--- begin ---

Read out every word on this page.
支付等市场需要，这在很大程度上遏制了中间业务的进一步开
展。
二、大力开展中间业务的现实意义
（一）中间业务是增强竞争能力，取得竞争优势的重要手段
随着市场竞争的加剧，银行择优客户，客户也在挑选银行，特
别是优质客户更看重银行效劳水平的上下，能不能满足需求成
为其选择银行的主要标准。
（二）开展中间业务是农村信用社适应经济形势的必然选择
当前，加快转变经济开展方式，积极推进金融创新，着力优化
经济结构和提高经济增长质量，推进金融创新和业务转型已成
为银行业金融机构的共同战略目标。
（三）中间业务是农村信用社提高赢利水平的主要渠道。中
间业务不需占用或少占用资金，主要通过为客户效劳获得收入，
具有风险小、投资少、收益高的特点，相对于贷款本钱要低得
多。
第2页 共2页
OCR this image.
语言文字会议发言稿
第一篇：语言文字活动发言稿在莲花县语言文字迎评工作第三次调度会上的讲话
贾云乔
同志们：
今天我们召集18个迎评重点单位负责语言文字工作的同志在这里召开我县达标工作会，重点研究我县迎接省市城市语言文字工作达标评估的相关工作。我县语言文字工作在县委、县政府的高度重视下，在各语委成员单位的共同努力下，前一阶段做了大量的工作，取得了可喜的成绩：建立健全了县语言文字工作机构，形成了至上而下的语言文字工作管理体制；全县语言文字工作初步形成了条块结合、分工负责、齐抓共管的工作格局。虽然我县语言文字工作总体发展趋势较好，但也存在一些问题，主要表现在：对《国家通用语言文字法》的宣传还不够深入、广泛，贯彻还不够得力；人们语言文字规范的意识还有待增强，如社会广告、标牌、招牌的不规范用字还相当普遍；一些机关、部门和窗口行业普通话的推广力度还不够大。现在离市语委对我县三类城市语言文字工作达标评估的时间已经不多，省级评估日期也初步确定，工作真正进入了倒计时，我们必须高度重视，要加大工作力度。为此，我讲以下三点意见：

--- end ---

## WORK REQUIRED
Nothing but the lines from the one with "OCR this image." through the end of the data above should be repeated, each exactly as it stands.

## SOLUTION TO THIS EXERCISE
OCR this image.
语言文字会议发言稿
第一篇：语言文字活动发言稿在莲花县语言文字迎评工作第三次调度会上的讲话
贾云乔
同志们：
今天我们召集18个迎评重点单位负责语言文字工作的同志在这里召开我县达标工作会，重点研究我县迎接省市城市语言文字工作达标评估的相关工作。我县语言文字工作在县委、县政府的高度重视下，在各语委成员单位的共同努力下，前一阶段做了大量的工作，取得了可喜的成绩：建立健全了县语言文字工作机构，形成了至上而下的语言文字工作管理体制；全县语言文字工作初步形成了条块结合、分工负责、齐抓共管的工作格局。虽然我县语言文字工作总体发展趋势较好，但也存在一些问题，主要表现在：对《国家通用语言文字法》的宣传还不够深入、广泛，贯彻还不够得力；人们语言文字规范的意识还有待增强，如社会广告、标牌、招牌的不规范用字还相当普遍；一些机关、部门和窗口行业普通话的推广力度还不够大。现在离市语委对我县三类城市语言文字工作达标评估的时间已经不多，省级评估日期也初步确定，工作真正进入了倒计时，我们必须高度重视，要加大工作力度。为此，我讲以下三点意见：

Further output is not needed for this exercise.